Your response should contain every line from the data below that holds the string "only".

[Document page transcription items]
>>

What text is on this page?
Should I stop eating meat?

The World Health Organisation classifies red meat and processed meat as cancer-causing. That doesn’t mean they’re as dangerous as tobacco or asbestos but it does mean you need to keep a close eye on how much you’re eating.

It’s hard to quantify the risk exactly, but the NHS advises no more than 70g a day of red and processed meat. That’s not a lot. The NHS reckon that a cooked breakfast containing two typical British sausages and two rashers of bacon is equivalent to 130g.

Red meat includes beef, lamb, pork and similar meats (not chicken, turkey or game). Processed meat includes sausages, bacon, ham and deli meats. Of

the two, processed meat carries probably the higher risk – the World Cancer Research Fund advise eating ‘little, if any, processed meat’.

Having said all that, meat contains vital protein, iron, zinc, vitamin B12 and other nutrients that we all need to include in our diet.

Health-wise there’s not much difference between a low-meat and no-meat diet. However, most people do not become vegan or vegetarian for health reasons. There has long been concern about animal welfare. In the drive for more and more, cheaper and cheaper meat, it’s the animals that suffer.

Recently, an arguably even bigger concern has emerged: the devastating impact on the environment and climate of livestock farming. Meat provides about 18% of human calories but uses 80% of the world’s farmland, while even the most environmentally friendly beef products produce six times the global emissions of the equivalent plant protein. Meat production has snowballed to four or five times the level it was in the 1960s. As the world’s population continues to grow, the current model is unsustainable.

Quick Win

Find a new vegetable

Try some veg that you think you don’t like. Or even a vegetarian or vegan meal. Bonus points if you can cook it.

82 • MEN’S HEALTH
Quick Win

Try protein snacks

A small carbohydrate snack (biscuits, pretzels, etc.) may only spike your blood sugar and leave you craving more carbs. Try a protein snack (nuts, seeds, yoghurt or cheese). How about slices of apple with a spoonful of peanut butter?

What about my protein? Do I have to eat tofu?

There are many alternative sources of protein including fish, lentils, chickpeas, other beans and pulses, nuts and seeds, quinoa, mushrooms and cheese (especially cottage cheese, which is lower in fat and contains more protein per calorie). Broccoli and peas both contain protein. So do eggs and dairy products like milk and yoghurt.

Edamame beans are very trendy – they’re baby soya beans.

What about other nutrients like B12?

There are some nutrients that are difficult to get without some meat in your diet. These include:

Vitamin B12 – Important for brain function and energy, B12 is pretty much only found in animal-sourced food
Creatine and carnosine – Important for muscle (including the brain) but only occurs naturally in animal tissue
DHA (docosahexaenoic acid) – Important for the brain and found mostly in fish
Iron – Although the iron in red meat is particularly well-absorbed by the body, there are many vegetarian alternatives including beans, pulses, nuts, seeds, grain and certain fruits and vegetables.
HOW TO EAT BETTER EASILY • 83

<<

Solution for this task →
A small carbohydrate snack (biscuits, pretzels, etc.) may only spike your blood sugar and leave you craving more carbs. Try a protein snack (nuts, seeds, yoghurt or cheese). How about slices of apple with a spoonful of peanut butter?
Vitamin B12 – Important for brain function and energy, B12 is pretty much only found in animal-sourced food
Creatine and carnosine – Important for muscle (including the brain) but only occurs naturally in animal tissue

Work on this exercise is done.